## TASK TO CARRY OUT
Check each line of the material below, and copy it if it holds the string "data".

## EXTRACTED INFORMATION
___
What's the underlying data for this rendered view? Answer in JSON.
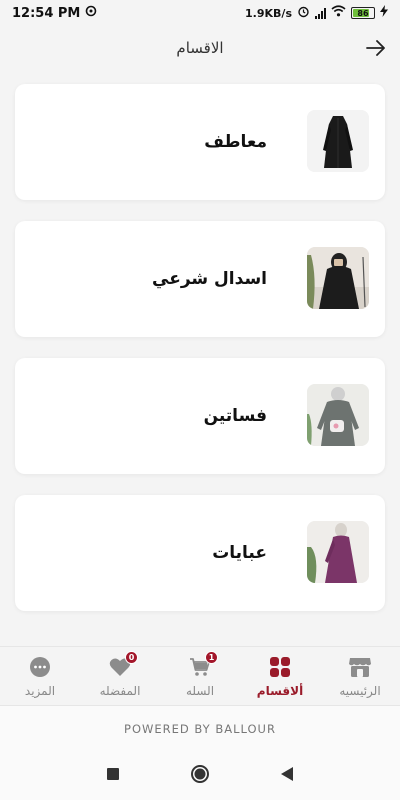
{
  "status_bar": {
    "time": "12:54 PM",
    "net_speed": "1.9KB/s",
    "battery": "86",
    "battery_level": 0.86
  },
  "header": {
    "title": "الاقسام",
    "back_icon": "arrow-right-icon"
  },
  "categories": [
    {
      "label": "معاطف",
      "image": "black-coat-photo"
    },
    {
      "label": "اسدال شرعي",
      "image": "black-prayer-dress-photo"
    },
    {
      "label": "فساتين",
      "image": "grey-dress-photo"
    },
    {
      "label": "عبايات",
      "image": "purple-abaya-photo"
    }
  ],
  "bottom_nav": {
    "items": [
      {
        "label": "الرئيسيه",
        "icon": "store-icon",
        "active": false
      },
      {
        "label": "ألاقسام",
        "icon": "grid-icon",
        "active": true
      },
      {
        "label": "السله",
        "icon": "cart-icon",
        "active": false,
        "badge": "1"
      },
      {
        "label": "المفضله",
        "icon": "heart-icon",
        "active": false,
        "badge": "0"
      },
      {
        "label": "المزيد",
        "icon": "more-icon",
        "active": false
      }
    ]
  },
  "footer": {
    "powered_by": "POWERED BY BALLOUR"
  },
  "colors": {
    "accent": "#9a1b2a",
    "badge": "#a3162a",
    "background": "#f4f4f4",
    "card": "#ffffff"
  }
}
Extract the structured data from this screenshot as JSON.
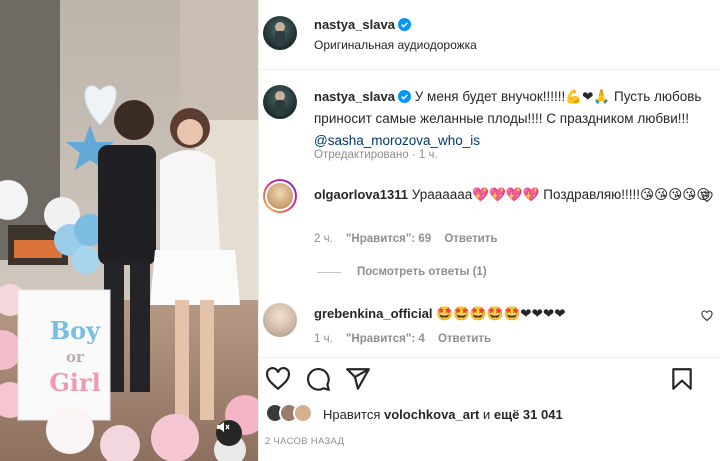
{
  "post": {
    "author": "nastya_slava",
    "audio": "Оригинальная аудиодорожка"
  },
  "caption": {
    "author": "nastya_slava",
    "text_1": "У меня будет внучок!!!!!!",
    "emojis_1": "💪❤🙏",
    "text_2": "Пусть любовь приносит самые желанные плоды!!!! С праздником любви!!!",
    "mention": "@sasha_morozova_who_is",
    "edited": "Отредактировано",
    "time": "1 ч."
  },
  "comments": [
    {
      "author": "olgaorlova1311",
      "text_before": "Ураааааа",
      "emojis_1": "💖💖💖💖",
      "text_after": "Поздравляю!!!!!",
      "emojis_2": "😘😘😘😘😘",
      "time": "2 ч.",
      "likes": "\"Нравится\": 69",
      "reply": "Ответить",
      "view_replies": "Посмотреть ответы (1)"
    },
    {
      "author": "grebenkina_official",
      "emojis": "🤩🤩🤩🤩🤩❤❤❤❤",
      "time": "1 ч.",
      "likes": "\"Нравится\": 4",
      "reply": "Ответить"
    }
  ],
  "likes": {
    "prefix": "Нравится",
    "user": "volochkova_art",
    "middle": "и",
    "others": "ещё 31 041"
  },
  "date": "2 ЧАСОВ НАЗАД",
  "media": {
    "box_text_1": "Boy",
    "box_text_2": "or",
    "box_text_3": "Girl"
  },
  "colors": {
    "verified": "#0095f6",
    "mention": "#00376b",
    "muted": "#8e8e8e",
    "heart_red": "#ed4956"
  },
  "icons": [
    "heart-icon",
    "comment-icon",
    "share-icon",
    "bookmark-icon",
    "sound-off-icon",
    "verified-icon"
  ]
}
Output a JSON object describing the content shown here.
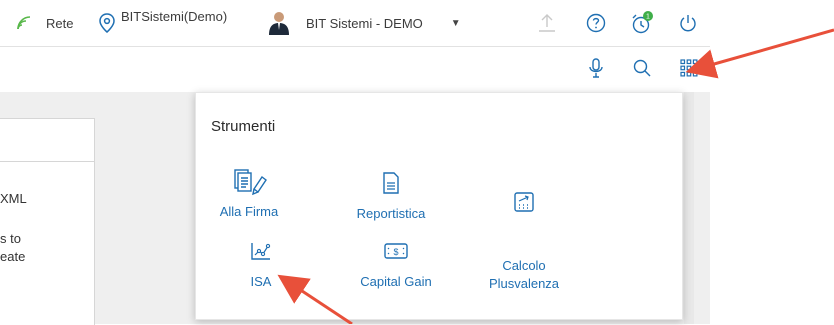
___
## SOLUTION TO THIS PROBLEM
What's the underlying data for this rendered view? Answer in JSON.
Extract the structured data from this screenshot as JSON.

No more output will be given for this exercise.